## [Supplied data]
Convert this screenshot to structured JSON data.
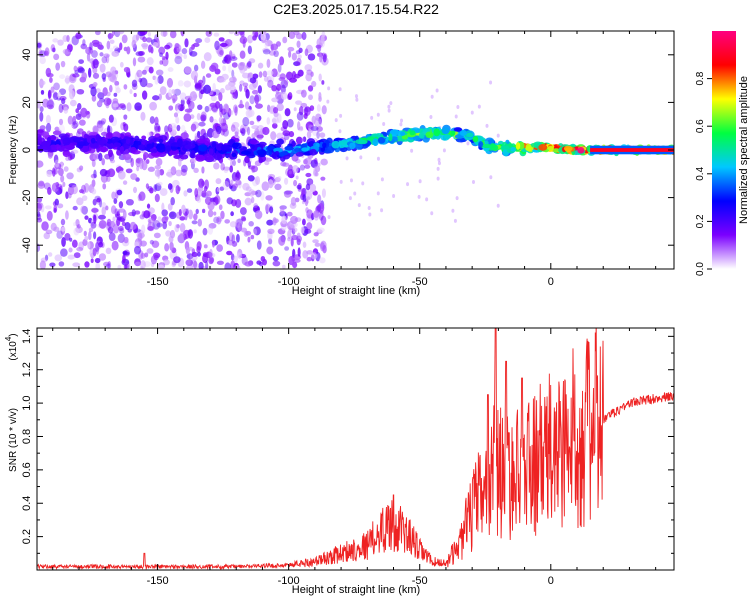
{
  "title": "C2E3.2025.017.15.54.R22",
  "chart_data": [
    {
      "type": "heatmap",
      "xlabel": "Height of straight line (km)",
      "ylabel": "Frequency (Hz)",
      "xlim": [
        -196,
        47
      ],
      "ylim": [
        -50,
        50
      ],
      "xticks": [
        -150,
        -100,
        -50,
        0
      ],
      "yticks": [
        -40,
        -20,
        0,
        20,
        40
      ],
      "colorbar": {
        "label": "Normalized spectral amplitude",
        "range": [
          0,
          1
        ],
        "ticks": [
          0.0,
          0.2,
          0.4,
          0.6,
          0.8
        ],
        "colormap": [
          "#ffffff",
          "#7b00ff",
          "#0000ff",
          "#00c8ff",
          "#00ff40",
          "#ffff00",
          "#ff0000",
          "#ff0080"
        ]
      },
      "ridge": {
        "x": [
          -190,
          -170,
          -150,
          -130,
          -110,
          -100,
          -80,
          -65,
          -55,
          -48,
          -40,
          -30,
          -25,
          -20,
          -15,
          -10,
          0,
          10,
          15,
          45
        ],
        "freq": [
          3,
          3,
          2,
          0,
          0,
          0,
          2,
          5,
          6,
          7,
          7,
          6,
          2,
          1,
          1,
          1,
          1,
          0,
          0,
          0
        ],
        "amplitude": [
          0.25,
          0.25,
          0.28,
          0.3,
          0.35,
          0.4,
          0.5,
          0.6,
          0.65,
          0.7,
          0.7,
          0.6,
          0.6,
          0.65,
          0.7,
          0.85,
          0.95,
          0.95,
          0.95,
          0.95
        ]
      }
    },
    {
      "type": "line",
      "xlabel": "Height of straight line (km)",
      "ylabel": "SNR (10 * v/v)",
      "scale_label": "(x10",
      "scale_exp": "4",
      "xlim": [
        -196,
        47
      ],
      "ylim": [
        0,
        1.45
      ],
      "xticks": [
        -150,
        -100,
        -50,
        0
      ],
      "yticks": [
        0.2,
        0.4,
        0.6,
        0.8,
        1.0,
        1.2,
        1.4
      ],
      "color": "#ee2222",
      "envelope": {
        "x": [
          -196,
          -160,
          -120,
          -100,
          -90,
          -80,
          -70,
          -62,
          -55,
          -50,
          -45,
          -40,
          -35,
          -30,
          -25,
          -22,
          -20,
          -15,
          -10,
          -5,
          0,
          10,
          20,
          30,
          40,
          47
        ],
        "y": [
          0.02,
          0.02,
          0.02,
          0.03,
          0.05,
          0.1,
          0.15,
          0.28,
          0.22,
          0.12,
          0.05,
          0.04,
          0.15,
          0.35,
          0.5,
          0.7,
          0.6,
          0.55,
          0.6,
          0.65,
          0.7,
          0.8,
          0.9,
          1.0,
          1.03,
          1.04
        ]
      },
      "peaks": [
        {
          "x": -155,
          "y": 0.1
        },
        {
          "x": -60,
          "y": 0.45
        },
        {
          "x": -21,
          "y": 1.45
        },
        {
          "x": -17,
          "y": 1.25
        },
        {
          "x": -11,
          "y": 1.15
        },
        {
          "x": -24,
          "y": 1.05
        }
      ]
    }
  ]
}
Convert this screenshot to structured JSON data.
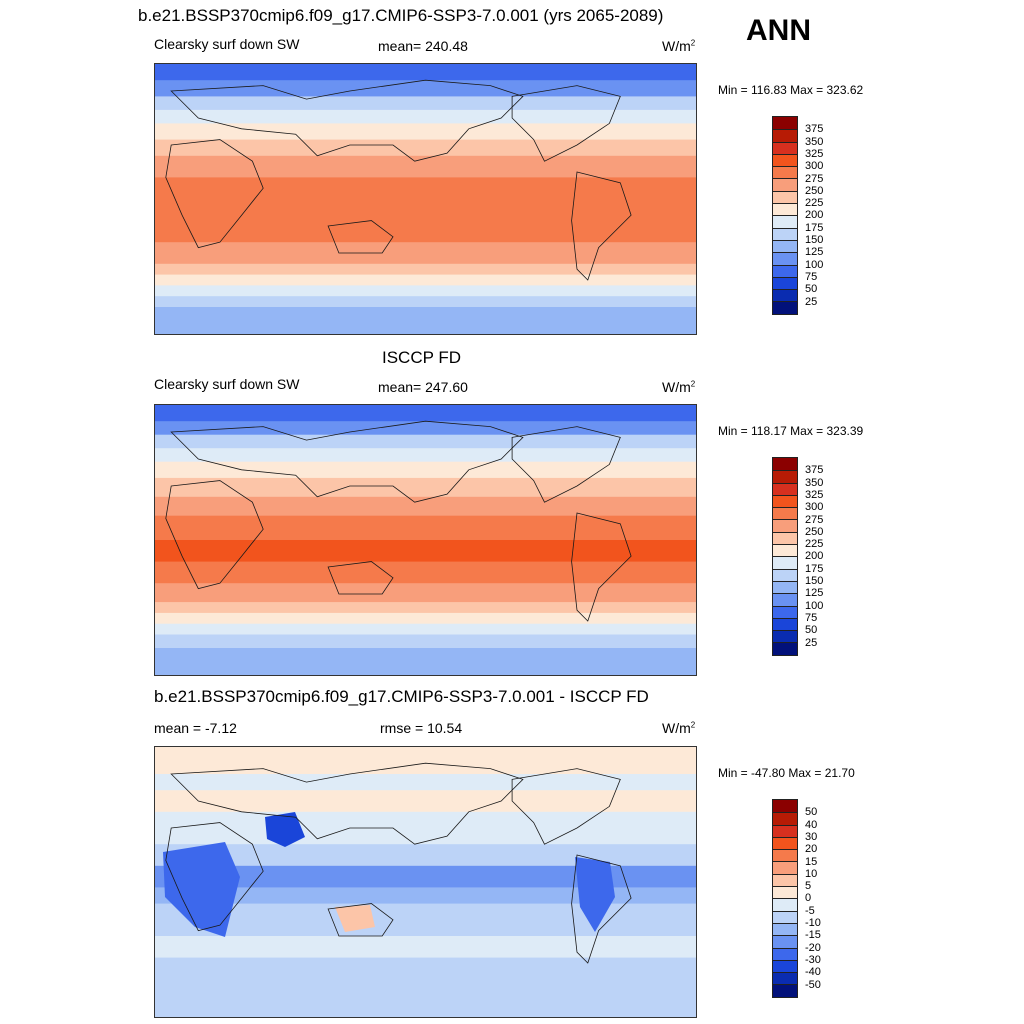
{
  "header": {
    "title": "b.e21.BSSP370cmip6.f09_g17.CMIP6-SSP3-7.0.001 (yrs 2065-2089)",
    "season": "ANN"
  },
  "panels": [
    {
      "id": "model",
      "subtitle": "",
      "left_label": "Clearsky surf down SW",
      "center_label": "mean= 240.48",
      "units": "W/m",
      "units_exp": "2",
      "minmax": "Min = 116.83 Max = 323.62",
      "colorbar_labels": [
        "375",
        "350",
        "325",
        "300",
        "275",
        "250",
        "225",
        "200",
        "175",
        "150",
        "125",
        "100",
        "75",
        "50",
        "25"
      ]
    },
    {
      "id": "obs",
      "subtitle": "ISCCP FD",
      "left_label": "Clearsky surf down SW",
      "center_label": "mean= 247.60",
      "units": "W/m",
      "units_exp": "2",
      "minmax": "Min = 118.17 Max = 323.39",
      "colorbar_labels": [
        "375",
        "350",
        "325",
        "300",
        "275",
        "250",
        "225",
        "200",
        "175",
        "150",
        "125",
        "100",
        "75",
        "50",
        "25"
      ]
    },
    {
      "id": "diff",
      "subtitle": "b.e21.BSSP370cmip6.f09_g17.CMIP6-SSP3-7.0.001 - ISCCP FD",
      "left_label": "mean =  -7.12",
      "center_label": "rmse =  10.54",
      "units": "W/m",
      "units_exp": "2",
      "minmax": "Min = -47.80 Max =  21.70",
      "colorbar_labels": [
        "50",
        "40",
        "30",
        "20",
        "15",
        "10",
        "5",
        "0",
        "-5",
        "-10",
        "-15",
        "-20",
        "-30",
        "-40",
        "-50"
      ]
    }
  ],
  "colors": {
    "abs_scale": [
      "#8b0000",
      "#b71b05",
      "#d7301f",
      "#f2541d",
      "#f57a4b",
      "#f89e7b",
      "#fcc5a8",
      "#fde9d7",
      "#deebf7",
      "#bcd3f7",
      "#94b6f5",
      "#6a92f2",
      "#3d68ec",
      "#1a45d9",
      "#0a2cb0",
      "#02117a"
    ],
    "diff_scale": [
      "#8b0000",
      "#b71b05",
      "#d7301f",
      "#f2541d",
      "#f57a4b",
      "#f89e7b",
      "#fcc5a8",
      "#fde9d7",
      "#deebf7",
      "#bcd3f7",
      "#94b6f5",
      "#6a92f2",
      "#3d68ec",
      "#1a45d9",
      "#0a2cb0",
      "#02117a"
    ]
  }
}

## [Problem statement]
Keep the pictures out of your copy, and repeat every entry above exactly.

## [Finished answer]
Convert this screenshot to structured JSON data.
{
  "title": "C2E3.2025.017.15.54.R22",
  "chart_data": [
    {
      "type": "heatmap",
      "xlabel": "Height of straight line (km)",
      "ylabel": "Frequency (Hz)",
      "xlim": [
        -196,
        47
      ],
      "ylim": [
        -50,
        50
      ],
      "xticks": [
        -150,
        -100,
        -50,
        0
      ],
      "yticks": [
        -40,
        -20,
        0,
        20,
        40
      ],
      "colorbar": {
        "label": "Normalized spectral amplitude",
        "range": [
          0,
          1
        ],
        "ticks": [
          0.0,
          0.2,
          0.4,
          0.6,
          0.8
        ],
        "colormap": [
          "#ffffff",
          "#7b00ff",
          "#0000ff",
          "#00c8ff",
          "#00ff40",
          "#ffff00",
          "#ff0000",
          "#ff0080"
        ]
      },
      "ridge": {
        "x": [
          -190,
          -170,
          -150,
          -130,
          -110,
          -100,
          -80,
          -65,
          -55,
          -48,
          -40,
          -30,
          -25,
          -20,
          -15,
          -10,
          0,
          10,
          15,
          45
        ],
        "freq": [
          3,
          3,
          2,
          0,
          0,
          0,
          2,
          5,
          6,
          7,
          7,
          6,
          2,
          1,
          1,
          1,
          1,
          0,
          0,
          0
        ],
        "amplitude": [
          0.25,
          0.25,
          0.28,
          0.3,
          0.35,
          0.4,
          0.5,
          0.6,
          0.65,
          0.7,
          0.7,
          0.6,
          0.6,
          0.65,
          0.7,
          0.85,
          0.95,
          0.95,
          0.95,
          0.95
        ]
      }
    },
    {
      "type": "line",
      "xlabel": "Height of straight line (km)",
      "ylabel": "SNR (10 * v/v)",
      "scale_label": "(x10",
      "scale_exp": "4",
      "xlim": [
        -196,
        47
      ],
      "ylim": [
        0,
        1.45
      ],
      "xticks": [
        -150,
        -100,
        -50,
        0
      ],
      "yticks": [
        0.2,
        0.4,
        0.6,
        0.8,
        1.0,
        1.2,
        1.4
      ],
      "color": "#ee2222",
      "envelope": {
        "x": [
          -196,
          -160,
          -120,
          -100,
          -90,
          -80,
          -70,
          -62,
          -55,
          -50,
          -45,
          -40,
          -35,
          -30,
          -25,
          -22,
          -20,
          -15,
          -10,
          -5,
          0,
          10,
          20,
          30,
          40,
          47
        ],
        "y": [
          0.02,
          0.02,
          0.02,
          0.03,
          0.05,
          0.1,
          0.15,
          0.28,
          0.22,
          0.12,
          0.05,
          0.04,
          0.15,
          0.35,
          0.5,
          0.7,
          0.6,
          0.55,
          0.6,
          0.65,
          0.7,
          0.8,
          0.9,
          1.0,
          1.03,
          1.04
        ]
      },
      "peaks": [
        {
          "x": -155,
          "y": 0.1
        },
        {
          "x": -60,
          "y": 0.45
        },
        {
          "x": -21,
          "y": 1.45
        },
        {
          "x": -17,
          "y": 1.25
        },
        {
          "x": -11,
          "y": 1.15
        },
        {
          "x": -24,
          "y": 1.05
        }
      ]
    }
  ]
}
Convert this screenshot to structured JSON data.
{
  "header": {
    "title": "b.e21.BSSP370cmip6.f09_g17.CMIP6-SSP3-7.0.001 (yrs 2065-2089)",
    "season": "ANN"
  },
  "panels": [
    {
      "id": "model",
      "subtitle": "",
      "left_label": "Clearsky surf down SW",
      "center_label": "mean= 240.48",
      "units": "W/m",
      "units_exp": "2",
      "minmax": "Min = 116.83 Max = 323.62",
      "colorbar_labels": [
        "375",
        "350",
        "325",
        "300",
        "275",
        "250",
        "225",
        "200",
        "175",
        "150",
        "125",
        "100",
        "75",
        "50",
        "25"
      ]
    },
    {
      "id": "obs",
      "subtitle": "ISCCP FD",
      "left_label": "Clearsky surf down SW",
      "center_label": "mean= 247.60",
      "units": "W/m",
      "units_exp": "2",
      "minmax": "Min = 118.17 Max = 323.39",
      "colorbar_labels": [
        "375",
        "350",
        "325",
        "300",
        "275",
        "250",
        "225",
        "200",
        "175",
        "150",
        "125",
        "100",
        "75",
        "50",
        "25"
      ]
    },
    {
      "id": "diff",
      "subtitle": "b.e21.BSSP370cmip6.f09_g17.CMIP6-SSP3-7.0.001 - ISCCP FD",
      "left_label": "mean =  -7.12",
      "center_label": "rmse =  10.54",
      "units": "W/m",
      "units_exp": "2",
      "minmax": "Min = -47.80 Max =  21.70",
      "colorbar_labels": [
        "50",
        "40",
        "30",
        "20",
        "15",
        "10",
        "5",
        "0",
        "-5",
        "-10",
        "-15",
        "-20",
        "-30",
        "-40",
        "-50"
      ]
    }
  ],
  "colors": {
    "abs_scale": [
      "#8b0000",
      "#b71b05",
      "#d7301f",
      "#f2541d",
      "#f57a4b",
      "#f89e7b",
      "#fcc5a8",
      "#fde9d7",
      "#deebf7",
      "#bcd3f7",
      "#94b6f5",
      "#6a92f2",
      "#3d68ec",
      "#1a45d9",
      "#0a2cb0",
      "#02117a"
    ],
    "diff_scale": [
      "#8b0000",
      "#b71b05",
      "#d7301f",
      "#f2541d",
      "#f57a4b",
      "#f89e7b",
      "#fcc5a8",
      "#fde9d7",
      "#deebf7",
      "#bcd3f7",
      "#94b6f5",
      "#6a92f2",
      "#3d68ec",
      "#1a45d9",
      "#0a2cb0",
      "#02117a"
    ]
  }
}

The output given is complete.